▶ Excerpted data:

————————

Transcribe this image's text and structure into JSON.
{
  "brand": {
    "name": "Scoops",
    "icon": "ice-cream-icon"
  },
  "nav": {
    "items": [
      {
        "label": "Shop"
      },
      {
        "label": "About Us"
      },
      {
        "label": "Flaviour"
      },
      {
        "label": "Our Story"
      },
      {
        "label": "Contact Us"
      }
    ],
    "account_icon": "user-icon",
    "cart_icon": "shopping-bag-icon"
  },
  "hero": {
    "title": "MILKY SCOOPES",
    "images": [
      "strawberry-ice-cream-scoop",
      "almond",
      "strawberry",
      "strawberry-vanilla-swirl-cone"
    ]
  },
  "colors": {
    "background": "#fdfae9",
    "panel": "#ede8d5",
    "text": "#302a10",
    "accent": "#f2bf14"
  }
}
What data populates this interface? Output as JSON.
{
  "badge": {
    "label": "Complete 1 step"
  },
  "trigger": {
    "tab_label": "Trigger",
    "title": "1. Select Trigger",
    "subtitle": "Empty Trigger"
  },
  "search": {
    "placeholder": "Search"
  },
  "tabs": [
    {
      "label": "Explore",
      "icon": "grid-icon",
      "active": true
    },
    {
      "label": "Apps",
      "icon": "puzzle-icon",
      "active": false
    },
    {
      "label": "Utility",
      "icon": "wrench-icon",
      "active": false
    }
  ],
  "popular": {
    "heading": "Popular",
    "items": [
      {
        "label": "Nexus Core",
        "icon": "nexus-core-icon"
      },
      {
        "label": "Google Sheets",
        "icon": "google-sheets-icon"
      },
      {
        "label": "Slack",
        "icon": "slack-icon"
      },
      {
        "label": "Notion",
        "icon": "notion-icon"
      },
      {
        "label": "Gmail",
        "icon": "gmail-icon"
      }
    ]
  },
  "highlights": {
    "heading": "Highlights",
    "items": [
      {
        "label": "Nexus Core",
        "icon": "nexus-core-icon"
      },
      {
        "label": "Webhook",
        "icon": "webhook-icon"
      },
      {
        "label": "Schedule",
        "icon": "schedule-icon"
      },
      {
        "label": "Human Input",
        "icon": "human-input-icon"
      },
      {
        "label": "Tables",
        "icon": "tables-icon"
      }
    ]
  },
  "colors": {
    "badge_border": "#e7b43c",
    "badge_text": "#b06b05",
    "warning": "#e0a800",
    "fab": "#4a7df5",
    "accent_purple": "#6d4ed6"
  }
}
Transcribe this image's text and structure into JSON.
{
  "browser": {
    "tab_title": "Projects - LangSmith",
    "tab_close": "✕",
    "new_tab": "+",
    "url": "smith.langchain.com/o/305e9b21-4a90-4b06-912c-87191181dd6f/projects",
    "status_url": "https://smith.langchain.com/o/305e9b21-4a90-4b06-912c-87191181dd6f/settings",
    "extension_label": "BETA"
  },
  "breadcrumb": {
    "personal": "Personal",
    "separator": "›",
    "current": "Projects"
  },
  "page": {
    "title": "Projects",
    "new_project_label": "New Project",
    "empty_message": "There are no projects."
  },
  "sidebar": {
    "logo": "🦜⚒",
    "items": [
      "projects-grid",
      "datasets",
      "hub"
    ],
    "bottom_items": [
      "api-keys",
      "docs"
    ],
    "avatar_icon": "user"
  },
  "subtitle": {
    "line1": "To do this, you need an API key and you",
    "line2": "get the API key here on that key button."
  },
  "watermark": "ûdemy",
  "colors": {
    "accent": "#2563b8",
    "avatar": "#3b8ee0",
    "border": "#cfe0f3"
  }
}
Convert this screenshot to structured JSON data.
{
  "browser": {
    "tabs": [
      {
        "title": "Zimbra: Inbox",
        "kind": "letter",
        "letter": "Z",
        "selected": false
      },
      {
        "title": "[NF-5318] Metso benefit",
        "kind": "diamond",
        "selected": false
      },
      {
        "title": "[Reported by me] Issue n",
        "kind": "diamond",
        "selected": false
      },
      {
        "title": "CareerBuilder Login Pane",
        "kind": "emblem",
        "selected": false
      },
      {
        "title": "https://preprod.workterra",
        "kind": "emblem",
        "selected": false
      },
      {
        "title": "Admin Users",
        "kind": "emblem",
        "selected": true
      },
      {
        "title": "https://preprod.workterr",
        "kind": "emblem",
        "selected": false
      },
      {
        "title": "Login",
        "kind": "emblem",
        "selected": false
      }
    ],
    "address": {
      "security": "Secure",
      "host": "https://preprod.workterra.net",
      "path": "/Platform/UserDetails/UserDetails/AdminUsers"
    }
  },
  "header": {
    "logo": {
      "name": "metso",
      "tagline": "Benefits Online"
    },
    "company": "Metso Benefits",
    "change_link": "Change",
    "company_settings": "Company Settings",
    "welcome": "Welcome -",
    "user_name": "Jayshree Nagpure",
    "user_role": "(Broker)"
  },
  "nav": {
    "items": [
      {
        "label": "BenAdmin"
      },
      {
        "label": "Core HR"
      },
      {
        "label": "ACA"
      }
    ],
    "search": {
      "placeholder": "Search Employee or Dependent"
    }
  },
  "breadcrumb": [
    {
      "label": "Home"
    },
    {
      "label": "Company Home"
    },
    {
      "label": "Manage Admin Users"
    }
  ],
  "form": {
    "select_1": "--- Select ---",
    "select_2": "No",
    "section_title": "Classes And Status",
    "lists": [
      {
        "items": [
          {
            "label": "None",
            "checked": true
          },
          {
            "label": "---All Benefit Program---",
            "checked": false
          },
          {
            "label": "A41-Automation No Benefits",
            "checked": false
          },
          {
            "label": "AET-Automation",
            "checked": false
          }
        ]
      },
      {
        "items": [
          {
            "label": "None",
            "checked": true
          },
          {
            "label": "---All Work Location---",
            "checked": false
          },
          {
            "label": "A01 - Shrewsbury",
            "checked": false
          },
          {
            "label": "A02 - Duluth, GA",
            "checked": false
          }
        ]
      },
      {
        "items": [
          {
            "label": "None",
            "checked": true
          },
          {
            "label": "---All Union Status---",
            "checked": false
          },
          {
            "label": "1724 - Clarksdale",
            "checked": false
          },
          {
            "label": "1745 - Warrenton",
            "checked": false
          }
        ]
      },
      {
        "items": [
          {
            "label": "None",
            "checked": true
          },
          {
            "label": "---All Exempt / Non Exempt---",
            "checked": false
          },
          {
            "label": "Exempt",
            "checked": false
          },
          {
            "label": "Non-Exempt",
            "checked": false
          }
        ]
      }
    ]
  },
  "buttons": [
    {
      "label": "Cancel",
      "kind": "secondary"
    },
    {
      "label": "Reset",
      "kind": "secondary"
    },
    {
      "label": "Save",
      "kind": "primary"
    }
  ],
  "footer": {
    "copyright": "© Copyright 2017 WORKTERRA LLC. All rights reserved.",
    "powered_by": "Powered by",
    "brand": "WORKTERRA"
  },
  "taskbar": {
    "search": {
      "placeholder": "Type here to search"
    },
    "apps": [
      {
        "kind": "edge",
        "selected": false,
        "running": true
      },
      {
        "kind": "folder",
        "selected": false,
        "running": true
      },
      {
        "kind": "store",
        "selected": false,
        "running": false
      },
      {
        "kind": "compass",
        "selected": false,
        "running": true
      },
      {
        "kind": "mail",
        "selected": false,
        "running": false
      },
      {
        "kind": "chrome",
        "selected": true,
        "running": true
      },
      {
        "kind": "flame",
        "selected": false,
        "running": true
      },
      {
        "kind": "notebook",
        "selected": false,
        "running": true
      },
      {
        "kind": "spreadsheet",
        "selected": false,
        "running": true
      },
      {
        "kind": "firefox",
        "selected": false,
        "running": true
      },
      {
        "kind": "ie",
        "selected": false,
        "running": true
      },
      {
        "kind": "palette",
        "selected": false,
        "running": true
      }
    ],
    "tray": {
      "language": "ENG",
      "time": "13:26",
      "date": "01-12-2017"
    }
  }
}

————————

▶ Written instruction: Word for word, extract all the records.

▶ Answer:
Transcribe this image's text and structure into JSON.
{
  "brand": {
    "name": "Scoops",
    "icon": "ice-cream-icon"
  },
  "nav": {
    "items": [
      {
        "label": "Shop"
      },
      {
        "label": "About Us"
      },
      {
        "label": "Flaviour"
      },
      {
        "label": "Our Story"
      },
      {
        "label": "Contact Us"
      }
    ],
    "account_icon": "user-icon",
    "cart_icon": "shopping-bag-icon"
  },
  "hero": {
    "title": "MILKY SCOOPES",
    "images": [
      "strawberry-ice-cream-scoop",
      "almond",
      "strawberry",
      "strawberry-vanilla-swirl-cone"
    ]
  },
  "colors": {
    "background": "#fdfae9",
    "panel": "#ede8d5",
    "text": "#302a10",
    "accent": "#f2bf14"
  }
}
What data populates this interface? Output as JSON.
{
  "badge": {
    "label": "Complete 1 step"
  },
  "trigger": {
    "tab_label": "Trigger",
    "title": "1. Select Trigger",
    "subtitle": "Empty Trigger"
  },
  "search": {
    "placeholder": "Search"
  },
  "tabs": [
    {
      "label": "Explore",
      "icon": "grid-icon",
      "active": true
    },
    {
      "label": "Apps",
      "icon": "puzzle-icon",
      "active": false
    },
    {
      "label": "Utility",
      "icon": "wrench-icon",
      "active": false
    }
  ],
  "popular": {
    "heading": "Popular",
    "items": [
      {
        "label": "Nexus Core",
        "icon": "nexus-core-icon"
      },
      {
        "label": "Google Sheets",
        "icon": "google-sheets-icon"
      },
      {
        "label": "Slack",
        "icon": "slack-icon"
      },
      {
        "label": "Notion",
        "icon": "notion-icon"
      },
      {
        "label": "Gmail",
        "icon": "gmail-icon"
      }
    ]
  },
  "highlights": {
    "heading": "Highlights",
    "items": [
      {
        "label": "Nexus Core",
        "icon": "nexus-core-icon"
      },
      {
        "label": "Webhook",
        "icon": "webhook-icon"
      },
      {
        "label": "Schedule",
        "icon": "schedule-icon"
      },
      {
        "label": "Human Input",
        "icon": "human-input-icon"
      },
      {
        "label": "Tables",
        "icon": "tables-icon"
      }
    ]
  },
  "colors": {
    "badge_border": "#e7b43c",
    "badge_text": "#b06b05",
    "warning": "#e0a800",
    "fab": "#4a7df5",
    "accent_purple": "#6d4ed6"
  }
}
Transcribe this image's text and structure into JSON.
{
  "browser": {
    "tab_title": "Projects - LangSmith",
    "tab_close": "✕",
    "new_tab": "+",
    "url": "smith.langchain.com/o/305e9b21-4a90-4b06-912c-87191181dd6f/projects",
    "status_url": "https://smith.langchain.com/o/305e9b21-4a90-4b06-912c-87191181dd6f/settings",
    "extension_label": "BETA"
  },
  "breadcrumb": {
    "personal": "Personal",
    "separator": "›",
    "current": "Projects"
  },
  "page": {
    "title": "Projects",
    "new_project_label": "New Project",
    "empty_message": "There are no projects."
  },
  "sidebar": {
    "logo": "🦜⚒",
    "items": [
      "projects-grid",
      "datasets",
      "hub"
    ],
    "bottom_items": [
      "api-keys",
      "docs"
    ],
    "avatar_icon": "user"
  },
  "subtitle": {
    "line1": "To do this, you need an API key and you",
    "line2": "get the API key here on that key button."
  },
  "watermark": "ûdemy",
  "colors": {
    "accent": "#2563b8",
    "avatar": "#3b8ee0",
    "border": "#cfe0f3"
  }
}
Convert this screenshot to structured JSON data.
{
  "browser": {
    "tabs": [
      {
        "title": "Zimbra: Inbox",
        "kind": "letter",
        "letter": "Z",
        "selected": false
      },
      {
        "title": "[NF-5318] Metso benefit",
        "kind": "diamond",
        "selected": false
      },
      {
        "title": "[Reported by me] Issue n",
        "kind": "diamond",
        "selected": false
      },
      {
        "title": "CareerBuilder Login Pane",
        "kind": "emblem",
        "selected": false
      },
      {
        "title": "https://preprod.workterra",
        "kind": "emblem",
        "selected": false
      },
      {
        "title": "Admin Users",
        "kind": "emblem",
        "selected": true
      },
      {
        "title": "https://preprod.workterr",
        "kind": "emblem",
        "selected": false
      },
      {
        "title": "Login",
        "kind": "emblem",
        "selected": false
      }
    ],
    "address": {
      "security": "Secure",
      "host": "https://preprod.workterra.net",
      "path": "/Platform/UserDetails/UserDetails/AdminUsers"
    }
  },
  "header": {
    "logo": {
      "name": "metso",
      "tagline": "Benefits Online"
    },
    "company": "Metso Benefits",
    "change_link": "Change",
    "company_settings": "Company Settings",
    "welcome": "Welcome -",
    "user_name": "Jayshree Nagpure",
    "user_role": "(Broker)"
  },
  "nav": {
    "items": [
      {
        "label": "BenAdmin"
      },
      {
        "label": "Core HR"
      },
      {
        "label": "ACA"
      }
    ],
    "search": {
      "placeholder": "Search Employee or Dependent"
    }
  },
  "breadcrumb": [
    {
      "label": "Home"
    },
    {
      "label": "Company Home"
    },
    {
      "label": "Manage Admin Users"
    }
  ],
  "form": {
    "select_1": "--- Select ---",
    "select_2": "No",
    "section_title": "Classes And Status",
    "lists": [
      {
        "items": [
          {
            "label": "None",
            "checked": true
          },
          {
            "label": "---All Benefit Program---",
            "checked": false
          },
          {
            "label": "A41-Automation No Benefits",
            "checked": false
          },
          {
            "label": "AET-Automation",
            "checked": false
          }
        ]
      },
      {
        "items": [
          {
            "label": "None",
            "checked": true
          },
          {
            "label": "---All Work Location---",
            "checked": false
          },
          {
            "label": "A01 - Shrewsbury",
            "checked": false
          },
          {
            "label": "A02 - Duluth, GA",
            "checked": false
          }
        ]
      },
      {
        "items": [
          {
            "label": "None",
            "checked": true
          },
          {
            "label": "---All Union Status---",
            "checked": false
          },
          {
            "label": "1724 - Clarksdale",
            "checked": false
          },
          {
            "label": "1745 - Warrenton",
            "checked": false
          }
        ]
      },
      {
        "items": [
          {
            "label": "None",
            "checked": true
          },
          {
            "label": "---All Exempt / Non Exempt---",
            "checked": false
          },
          {
            "label": "Exempt",
            "checked": false
          },
          {
            "label": "Non-Exempt",
            "checked": false
          }
        ]
      }
    ]
  },
  "buttons": [
    {
      "label": "Cancel",
      "kind": "secondary"
    },
    {
      "label": "Reset",
      "kind": "secondary"
    },
    {
      "label": "Save",
      "kind": "primary"
    }
  ],
  "footer": {
    "copyright": "© Copyright 2017 WORKTERRA LLC. All rights reserved.",
    "powered_by": "Powered by",
    "brand": "WORKTERRA"
  },
  "taskbar": {
    "search": {
      "placeholder": "Type here to search"
    },
    "apps": [
      {
        "kind": "edge",
        "selected": false,
        "running": true
      },
      {
        "kind": "folder",
        "selected": false,
        "running": true
      },
      {
        "kind": "store",
        "selected": false,
        "running": false
      },
      {
        "kind": "compass",
        "selected": false,
        "running": true
      },
      {
        "kind": "mail",
        "selected": false,
        "running": false
      },
      {
        "kind": "chrome",
        "selected": true,
        "running": true
      },
      {
        "kind": "flame",
        "selected": false,
        "running": true
      },
      {
        "kind": "notebook",
        "selected": false,
        "running": true
      },
      {
        "kind": "spreadsheet",
        "selected": false,
        "running": true
      },
      {
        "kind": "firefox",
        "selected": false,
        "running": true
      },
      {
        "kind": "ie",
        "selected": false,
        "running": true
      },
      {
        "kind": "palette",
        "selected": false,
        "running": true
      }
    ],
    "tray": {
      "language": "ENG",
      "time": "13:26",
      "date": "01-12-2017"
    }
  }
}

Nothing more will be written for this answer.